>> Begin
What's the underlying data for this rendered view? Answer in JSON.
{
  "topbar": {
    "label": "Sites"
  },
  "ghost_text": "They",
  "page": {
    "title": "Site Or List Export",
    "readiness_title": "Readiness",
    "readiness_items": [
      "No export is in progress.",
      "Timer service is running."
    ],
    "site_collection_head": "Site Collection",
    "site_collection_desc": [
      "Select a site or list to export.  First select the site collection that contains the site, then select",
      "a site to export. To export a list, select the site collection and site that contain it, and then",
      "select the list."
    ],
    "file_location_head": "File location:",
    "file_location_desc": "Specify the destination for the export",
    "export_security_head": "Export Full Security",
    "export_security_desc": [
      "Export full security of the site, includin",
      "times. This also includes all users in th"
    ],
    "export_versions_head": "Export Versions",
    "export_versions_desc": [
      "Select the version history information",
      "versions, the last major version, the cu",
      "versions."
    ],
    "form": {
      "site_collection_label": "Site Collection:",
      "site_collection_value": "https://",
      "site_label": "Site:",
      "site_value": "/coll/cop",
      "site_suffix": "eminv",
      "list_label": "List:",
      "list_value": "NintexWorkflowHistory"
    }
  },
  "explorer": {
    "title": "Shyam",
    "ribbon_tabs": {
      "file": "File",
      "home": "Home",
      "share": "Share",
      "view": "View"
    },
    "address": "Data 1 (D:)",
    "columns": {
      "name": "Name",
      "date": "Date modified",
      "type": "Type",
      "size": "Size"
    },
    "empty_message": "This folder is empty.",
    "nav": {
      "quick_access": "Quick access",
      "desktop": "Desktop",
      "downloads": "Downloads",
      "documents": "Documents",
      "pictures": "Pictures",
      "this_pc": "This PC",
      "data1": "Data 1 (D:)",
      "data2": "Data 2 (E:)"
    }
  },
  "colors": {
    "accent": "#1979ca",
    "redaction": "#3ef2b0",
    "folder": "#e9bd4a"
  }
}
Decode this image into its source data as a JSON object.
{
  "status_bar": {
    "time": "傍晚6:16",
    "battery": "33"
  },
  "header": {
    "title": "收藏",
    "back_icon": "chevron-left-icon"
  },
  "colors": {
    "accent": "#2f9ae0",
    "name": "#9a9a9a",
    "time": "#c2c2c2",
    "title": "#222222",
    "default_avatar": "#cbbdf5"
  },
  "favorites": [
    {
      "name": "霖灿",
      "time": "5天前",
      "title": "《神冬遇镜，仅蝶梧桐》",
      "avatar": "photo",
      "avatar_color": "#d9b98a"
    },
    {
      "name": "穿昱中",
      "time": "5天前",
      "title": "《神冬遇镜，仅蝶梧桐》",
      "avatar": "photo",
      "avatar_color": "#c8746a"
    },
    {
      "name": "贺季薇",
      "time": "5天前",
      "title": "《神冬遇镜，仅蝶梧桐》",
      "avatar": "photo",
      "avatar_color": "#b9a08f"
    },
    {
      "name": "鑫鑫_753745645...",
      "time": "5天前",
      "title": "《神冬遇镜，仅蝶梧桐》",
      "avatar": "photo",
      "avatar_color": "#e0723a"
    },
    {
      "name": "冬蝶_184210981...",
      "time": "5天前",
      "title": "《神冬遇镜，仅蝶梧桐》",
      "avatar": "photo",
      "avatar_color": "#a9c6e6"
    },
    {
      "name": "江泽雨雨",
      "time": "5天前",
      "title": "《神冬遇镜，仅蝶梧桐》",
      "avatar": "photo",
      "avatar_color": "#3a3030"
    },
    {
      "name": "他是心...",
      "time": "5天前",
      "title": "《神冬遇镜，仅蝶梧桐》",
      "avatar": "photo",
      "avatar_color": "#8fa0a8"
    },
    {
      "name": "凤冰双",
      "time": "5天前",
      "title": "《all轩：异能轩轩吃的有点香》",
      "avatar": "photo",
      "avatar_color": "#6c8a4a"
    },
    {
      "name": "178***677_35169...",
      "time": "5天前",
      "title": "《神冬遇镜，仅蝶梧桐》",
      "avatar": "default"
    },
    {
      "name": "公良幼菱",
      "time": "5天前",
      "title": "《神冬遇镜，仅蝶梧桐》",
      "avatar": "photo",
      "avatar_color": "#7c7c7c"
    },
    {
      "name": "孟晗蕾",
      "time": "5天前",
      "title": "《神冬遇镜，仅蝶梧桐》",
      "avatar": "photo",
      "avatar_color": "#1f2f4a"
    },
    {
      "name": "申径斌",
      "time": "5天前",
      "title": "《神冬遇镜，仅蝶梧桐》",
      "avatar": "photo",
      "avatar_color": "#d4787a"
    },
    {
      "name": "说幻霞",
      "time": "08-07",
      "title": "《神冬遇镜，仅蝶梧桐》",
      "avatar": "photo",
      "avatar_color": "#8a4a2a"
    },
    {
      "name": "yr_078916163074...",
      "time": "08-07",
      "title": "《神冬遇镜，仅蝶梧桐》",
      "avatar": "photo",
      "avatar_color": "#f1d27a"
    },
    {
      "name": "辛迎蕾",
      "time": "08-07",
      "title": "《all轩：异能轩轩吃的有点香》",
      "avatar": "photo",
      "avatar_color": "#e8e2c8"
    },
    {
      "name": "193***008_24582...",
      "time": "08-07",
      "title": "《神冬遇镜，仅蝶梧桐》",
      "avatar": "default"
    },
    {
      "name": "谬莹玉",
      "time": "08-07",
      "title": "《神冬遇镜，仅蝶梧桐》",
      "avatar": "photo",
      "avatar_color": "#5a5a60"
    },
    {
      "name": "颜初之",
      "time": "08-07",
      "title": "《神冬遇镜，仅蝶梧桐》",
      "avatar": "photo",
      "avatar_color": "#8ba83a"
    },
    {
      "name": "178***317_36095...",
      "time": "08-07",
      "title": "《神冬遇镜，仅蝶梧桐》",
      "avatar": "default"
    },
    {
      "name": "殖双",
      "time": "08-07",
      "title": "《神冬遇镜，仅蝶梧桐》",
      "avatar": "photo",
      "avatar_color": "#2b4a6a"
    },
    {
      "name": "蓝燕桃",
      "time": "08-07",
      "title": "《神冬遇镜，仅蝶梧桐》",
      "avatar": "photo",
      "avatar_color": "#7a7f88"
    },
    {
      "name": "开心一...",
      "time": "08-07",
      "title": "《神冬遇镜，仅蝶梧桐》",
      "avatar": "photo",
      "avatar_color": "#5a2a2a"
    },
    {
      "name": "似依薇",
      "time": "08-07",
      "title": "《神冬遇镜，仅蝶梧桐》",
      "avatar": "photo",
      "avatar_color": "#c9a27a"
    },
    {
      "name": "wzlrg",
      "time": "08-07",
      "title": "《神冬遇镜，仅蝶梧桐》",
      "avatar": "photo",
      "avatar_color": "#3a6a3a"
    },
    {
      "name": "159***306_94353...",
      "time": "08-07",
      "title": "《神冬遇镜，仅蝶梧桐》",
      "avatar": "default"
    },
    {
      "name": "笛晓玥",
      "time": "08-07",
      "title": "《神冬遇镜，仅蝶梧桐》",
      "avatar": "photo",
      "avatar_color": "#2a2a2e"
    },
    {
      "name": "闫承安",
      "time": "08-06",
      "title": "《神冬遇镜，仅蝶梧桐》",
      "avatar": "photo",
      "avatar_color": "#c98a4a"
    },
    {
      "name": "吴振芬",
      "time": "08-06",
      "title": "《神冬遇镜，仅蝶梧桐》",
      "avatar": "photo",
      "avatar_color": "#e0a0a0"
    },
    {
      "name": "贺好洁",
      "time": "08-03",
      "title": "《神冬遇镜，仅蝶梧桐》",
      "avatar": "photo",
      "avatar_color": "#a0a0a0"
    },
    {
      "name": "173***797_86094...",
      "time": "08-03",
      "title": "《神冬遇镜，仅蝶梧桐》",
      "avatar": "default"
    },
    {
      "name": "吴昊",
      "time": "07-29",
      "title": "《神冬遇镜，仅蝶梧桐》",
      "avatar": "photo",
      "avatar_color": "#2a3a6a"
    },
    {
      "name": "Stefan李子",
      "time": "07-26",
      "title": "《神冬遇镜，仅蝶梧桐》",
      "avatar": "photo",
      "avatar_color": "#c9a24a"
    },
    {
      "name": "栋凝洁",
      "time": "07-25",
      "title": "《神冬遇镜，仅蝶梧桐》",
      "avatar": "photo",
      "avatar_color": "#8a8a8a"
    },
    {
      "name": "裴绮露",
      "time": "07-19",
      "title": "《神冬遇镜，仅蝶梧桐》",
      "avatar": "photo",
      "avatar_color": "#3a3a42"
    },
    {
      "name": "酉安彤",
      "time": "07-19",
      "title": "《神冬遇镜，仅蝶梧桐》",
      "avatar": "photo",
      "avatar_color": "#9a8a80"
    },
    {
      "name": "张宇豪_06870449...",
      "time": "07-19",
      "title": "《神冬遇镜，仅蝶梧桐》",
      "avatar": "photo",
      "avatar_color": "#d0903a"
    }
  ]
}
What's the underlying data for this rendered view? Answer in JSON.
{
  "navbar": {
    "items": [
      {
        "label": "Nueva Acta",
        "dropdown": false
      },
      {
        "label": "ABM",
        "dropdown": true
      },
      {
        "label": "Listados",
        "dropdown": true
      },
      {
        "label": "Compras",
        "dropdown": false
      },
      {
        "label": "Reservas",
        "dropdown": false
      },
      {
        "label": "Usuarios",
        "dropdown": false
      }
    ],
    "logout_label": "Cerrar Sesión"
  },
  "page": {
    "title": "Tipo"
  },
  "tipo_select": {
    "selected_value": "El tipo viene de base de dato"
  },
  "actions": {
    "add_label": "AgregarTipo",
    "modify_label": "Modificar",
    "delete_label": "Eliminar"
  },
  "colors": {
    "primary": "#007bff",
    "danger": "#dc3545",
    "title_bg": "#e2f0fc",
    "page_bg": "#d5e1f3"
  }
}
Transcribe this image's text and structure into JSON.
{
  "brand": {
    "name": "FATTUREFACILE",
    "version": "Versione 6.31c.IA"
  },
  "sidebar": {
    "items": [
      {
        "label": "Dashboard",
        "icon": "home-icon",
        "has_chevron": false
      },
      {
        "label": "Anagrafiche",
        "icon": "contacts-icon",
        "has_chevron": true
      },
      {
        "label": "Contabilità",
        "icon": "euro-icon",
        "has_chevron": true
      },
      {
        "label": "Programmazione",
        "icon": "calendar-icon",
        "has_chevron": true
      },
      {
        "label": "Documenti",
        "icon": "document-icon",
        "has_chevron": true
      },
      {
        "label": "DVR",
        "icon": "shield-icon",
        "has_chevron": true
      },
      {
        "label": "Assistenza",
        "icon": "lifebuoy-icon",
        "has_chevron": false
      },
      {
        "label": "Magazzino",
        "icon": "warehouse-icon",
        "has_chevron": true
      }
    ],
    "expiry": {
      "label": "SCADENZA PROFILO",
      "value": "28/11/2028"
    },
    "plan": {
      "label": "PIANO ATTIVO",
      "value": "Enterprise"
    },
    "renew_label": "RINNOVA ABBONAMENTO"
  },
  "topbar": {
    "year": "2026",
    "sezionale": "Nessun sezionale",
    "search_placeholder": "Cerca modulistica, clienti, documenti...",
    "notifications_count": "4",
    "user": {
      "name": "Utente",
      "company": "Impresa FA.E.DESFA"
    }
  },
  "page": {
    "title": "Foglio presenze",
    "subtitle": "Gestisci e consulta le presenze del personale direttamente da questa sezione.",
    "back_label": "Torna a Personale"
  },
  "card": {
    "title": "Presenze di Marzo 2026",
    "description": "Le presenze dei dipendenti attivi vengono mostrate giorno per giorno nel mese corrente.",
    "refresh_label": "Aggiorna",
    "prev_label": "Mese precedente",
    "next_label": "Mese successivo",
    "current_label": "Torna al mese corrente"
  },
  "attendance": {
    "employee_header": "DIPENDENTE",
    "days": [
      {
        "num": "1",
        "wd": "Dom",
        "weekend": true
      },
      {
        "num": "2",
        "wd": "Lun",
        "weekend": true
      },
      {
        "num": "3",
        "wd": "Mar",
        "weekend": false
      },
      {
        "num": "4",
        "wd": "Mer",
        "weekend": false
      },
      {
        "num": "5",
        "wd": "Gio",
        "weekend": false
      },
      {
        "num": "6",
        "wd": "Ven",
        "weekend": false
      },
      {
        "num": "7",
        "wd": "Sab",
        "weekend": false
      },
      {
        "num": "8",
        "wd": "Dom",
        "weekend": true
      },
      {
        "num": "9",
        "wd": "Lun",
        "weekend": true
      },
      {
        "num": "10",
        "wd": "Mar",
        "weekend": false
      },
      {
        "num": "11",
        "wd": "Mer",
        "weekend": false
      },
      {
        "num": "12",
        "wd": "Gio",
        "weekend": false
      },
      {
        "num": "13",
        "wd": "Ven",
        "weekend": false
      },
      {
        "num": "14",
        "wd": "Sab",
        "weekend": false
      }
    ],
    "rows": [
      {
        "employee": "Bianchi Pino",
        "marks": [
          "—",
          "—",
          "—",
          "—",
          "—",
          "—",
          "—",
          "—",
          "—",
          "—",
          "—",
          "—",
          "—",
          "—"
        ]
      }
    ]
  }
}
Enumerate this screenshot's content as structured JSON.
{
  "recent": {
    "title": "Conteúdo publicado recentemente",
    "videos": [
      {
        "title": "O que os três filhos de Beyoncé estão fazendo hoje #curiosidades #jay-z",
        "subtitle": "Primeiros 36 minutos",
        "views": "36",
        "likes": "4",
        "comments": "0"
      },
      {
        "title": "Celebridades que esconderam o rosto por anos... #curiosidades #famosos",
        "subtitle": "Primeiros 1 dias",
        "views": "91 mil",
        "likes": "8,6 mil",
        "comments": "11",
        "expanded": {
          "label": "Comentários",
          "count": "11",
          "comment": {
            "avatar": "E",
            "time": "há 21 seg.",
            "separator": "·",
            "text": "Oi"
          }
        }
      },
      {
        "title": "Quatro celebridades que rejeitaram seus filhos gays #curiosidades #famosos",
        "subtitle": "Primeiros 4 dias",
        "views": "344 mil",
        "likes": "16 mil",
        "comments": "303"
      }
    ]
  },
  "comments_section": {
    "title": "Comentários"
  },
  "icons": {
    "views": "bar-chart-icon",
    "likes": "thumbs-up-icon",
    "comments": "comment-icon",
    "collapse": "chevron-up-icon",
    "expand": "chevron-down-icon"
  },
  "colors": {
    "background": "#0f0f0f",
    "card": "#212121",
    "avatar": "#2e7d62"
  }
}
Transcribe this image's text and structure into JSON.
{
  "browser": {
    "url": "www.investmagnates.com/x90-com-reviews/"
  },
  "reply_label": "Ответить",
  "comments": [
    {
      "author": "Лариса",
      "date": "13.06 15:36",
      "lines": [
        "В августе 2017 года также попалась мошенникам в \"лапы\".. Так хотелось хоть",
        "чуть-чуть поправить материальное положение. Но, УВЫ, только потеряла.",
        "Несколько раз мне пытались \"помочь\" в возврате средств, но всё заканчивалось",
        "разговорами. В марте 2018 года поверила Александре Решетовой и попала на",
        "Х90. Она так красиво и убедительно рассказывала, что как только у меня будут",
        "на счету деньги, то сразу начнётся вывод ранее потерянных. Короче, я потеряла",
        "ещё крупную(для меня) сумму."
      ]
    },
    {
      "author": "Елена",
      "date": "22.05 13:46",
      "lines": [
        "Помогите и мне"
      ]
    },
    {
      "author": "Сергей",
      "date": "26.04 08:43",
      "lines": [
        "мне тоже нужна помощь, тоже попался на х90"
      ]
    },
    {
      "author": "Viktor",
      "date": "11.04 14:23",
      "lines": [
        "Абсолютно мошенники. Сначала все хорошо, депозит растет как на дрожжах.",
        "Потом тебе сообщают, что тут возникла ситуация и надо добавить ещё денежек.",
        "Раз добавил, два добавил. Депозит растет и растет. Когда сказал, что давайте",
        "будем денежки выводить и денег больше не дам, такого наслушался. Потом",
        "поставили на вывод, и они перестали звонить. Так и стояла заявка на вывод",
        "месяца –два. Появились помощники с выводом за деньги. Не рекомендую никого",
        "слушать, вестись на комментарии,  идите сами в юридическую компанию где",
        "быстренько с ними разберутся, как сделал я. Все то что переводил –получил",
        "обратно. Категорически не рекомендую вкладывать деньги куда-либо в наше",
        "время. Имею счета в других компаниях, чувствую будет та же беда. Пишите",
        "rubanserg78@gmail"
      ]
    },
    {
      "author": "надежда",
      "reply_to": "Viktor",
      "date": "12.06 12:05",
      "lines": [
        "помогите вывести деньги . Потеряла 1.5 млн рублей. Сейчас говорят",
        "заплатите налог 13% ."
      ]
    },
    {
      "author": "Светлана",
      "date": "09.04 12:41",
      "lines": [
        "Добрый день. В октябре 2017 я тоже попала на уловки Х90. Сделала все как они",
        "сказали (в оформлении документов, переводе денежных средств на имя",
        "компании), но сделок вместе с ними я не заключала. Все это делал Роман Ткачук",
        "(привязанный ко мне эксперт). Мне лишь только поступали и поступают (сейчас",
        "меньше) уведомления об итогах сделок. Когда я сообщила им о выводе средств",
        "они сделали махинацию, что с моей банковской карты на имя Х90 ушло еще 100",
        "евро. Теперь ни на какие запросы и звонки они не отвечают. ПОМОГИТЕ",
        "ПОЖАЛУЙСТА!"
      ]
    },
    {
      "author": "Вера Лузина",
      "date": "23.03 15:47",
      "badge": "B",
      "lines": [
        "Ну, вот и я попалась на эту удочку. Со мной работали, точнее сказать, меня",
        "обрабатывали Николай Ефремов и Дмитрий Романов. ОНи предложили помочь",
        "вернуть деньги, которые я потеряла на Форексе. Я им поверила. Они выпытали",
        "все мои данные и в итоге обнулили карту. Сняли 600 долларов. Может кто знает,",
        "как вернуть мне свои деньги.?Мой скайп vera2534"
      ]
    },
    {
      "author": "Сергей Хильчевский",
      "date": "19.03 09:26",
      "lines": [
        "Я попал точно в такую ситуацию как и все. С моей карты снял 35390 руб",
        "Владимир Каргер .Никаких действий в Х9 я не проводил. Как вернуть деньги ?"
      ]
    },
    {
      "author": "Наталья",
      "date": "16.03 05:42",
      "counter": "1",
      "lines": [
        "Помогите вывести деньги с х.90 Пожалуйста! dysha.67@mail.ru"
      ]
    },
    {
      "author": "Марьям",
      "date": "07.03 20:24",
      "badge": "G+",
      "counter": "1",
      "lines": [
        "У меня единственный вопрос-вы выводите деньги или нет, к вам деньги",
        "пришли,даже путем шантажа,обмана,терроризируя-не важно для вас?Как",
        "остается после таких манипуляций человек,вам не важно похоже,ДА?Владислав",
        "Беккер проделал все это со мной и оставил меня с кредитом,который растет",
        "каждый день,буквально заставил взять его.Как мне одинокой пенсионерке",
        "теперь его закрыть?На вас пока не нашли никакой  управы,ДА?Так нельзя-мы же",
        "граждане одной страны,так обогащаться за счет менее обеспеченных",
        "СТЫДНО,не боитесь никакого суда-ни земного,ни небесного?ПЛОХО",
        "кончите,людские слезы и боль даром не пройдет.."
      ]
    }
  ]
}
>> End
=== What this task involves ===
From the entries above, copy every line containing the word "мной".

=== Solution to the problem ===
        "Ну, вот и я попалась на эту удочку. Со мной работали, точнее сказать, меня",
        "Беккер проделал все это со мной и оставил меня с кредитом,который растет",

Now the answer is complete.